Die Lösung des Problems schien dem guten Mann zu sein, dass ich doch mal eben den Kontaktmann der Plattenfirma anrufen solle, um das Problem zu schildern. Karfreitag! !m 22.39Uhr! Auf die Idee hätte ich glatt selber kommen können. Der Vorschlag mit vielleicht mal den Tourmanager oder etwas in der Art an die Tür zu holen, wurde hingegen als vollkommen abwegige Idee verworfen. Aber die Lösungen liegen ja auch manchmal näher als man denkt. Was in der Flut der ca. 6 auf dem Handzettel vermerkten Namen schon mal untergehen kann, ist die Tatsache, dass sowohl das Twilight als auch mein Name als letzter von drei Personen unter dem Bandnamen BLOODBOUND notiert waren. Nun gut, der Torwächter hatte jedoch seinerzeit in den Drachenkriegen zunächst das eine Auge und im Kampf um Minas Tirith dann vor Schreck die Lesefähigkeit verloren. Und so begab es sich schließlich, dass wir pünktlich zum Intro von MAJESTY in die Halle gelangten.
Hatte ich jetzt noch Bock auf MAJESTY? Nein. Zwar hatte die deutsche Antwort auf MANOWAR live noch nie enttäuscht, aber dafür habe ich sie auch schon drölfmal gesehen und war zudem verärgert darüber, dass mir BLOODBOUND durch die Lappen gegangen waren. Ohnehin vermittelte das Innere des Tivoli den Eindruck, dass das Konzert seit mindestens zwei Stunden vorbei sei. Vor der Bühne tummelten sich noch ca. 50 Bierleichen gehobenen Alters und mit schütterem Haar, sowie Angehörige der Vorbands, die sich in der zweiten Reihe aufhielten und im Falle von EVIL INVADERS den Eindruck erweckten, dass die Optik der späten 80er Jahre niemals aus der Mode gekommen sei.

### Auflistung
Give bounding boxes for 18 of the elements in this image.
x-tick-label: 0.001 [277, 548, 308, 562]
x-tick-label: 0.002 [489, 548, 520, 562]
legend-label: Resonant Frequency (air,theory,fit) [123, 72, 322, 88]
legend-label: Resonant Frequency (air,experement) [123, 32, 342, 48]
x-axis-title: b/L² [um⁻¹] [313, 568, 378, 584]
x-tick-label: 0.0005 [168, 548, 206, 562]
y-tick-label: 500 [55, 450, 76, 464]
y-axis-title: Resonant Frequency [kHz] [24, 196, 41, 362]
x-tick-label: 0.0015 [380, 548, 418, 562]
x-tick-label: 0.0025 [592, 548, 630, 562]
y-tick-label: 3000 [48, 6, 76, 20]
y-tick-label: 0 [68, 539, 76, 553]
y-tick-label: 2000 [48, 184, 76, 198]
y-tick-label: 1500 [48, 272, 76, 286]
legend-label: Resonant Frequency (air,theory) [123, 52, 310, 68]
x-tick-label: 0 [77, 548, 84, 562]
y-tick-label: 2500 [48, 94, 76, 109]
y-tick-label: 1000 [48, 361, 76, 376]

---

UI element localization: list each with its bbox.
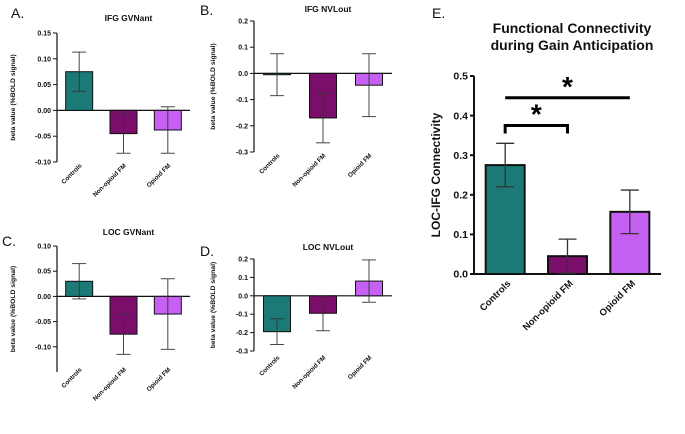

### Aufgabe A
Übersetze bitte den Satz „Aber die Lösungen liegen ja auch manchmal näher als man denkt.“ aus dem Textauszug ins Englische.
### Aufgabe B
Wie viele Personen waren laut Textauszug auf dem Handzettel unter dem Bandnamen BLOODBOUND notiert?

### Lösung A
But sometimes the solutions are closer than one thinks.

### Lösung B
Drei Personen.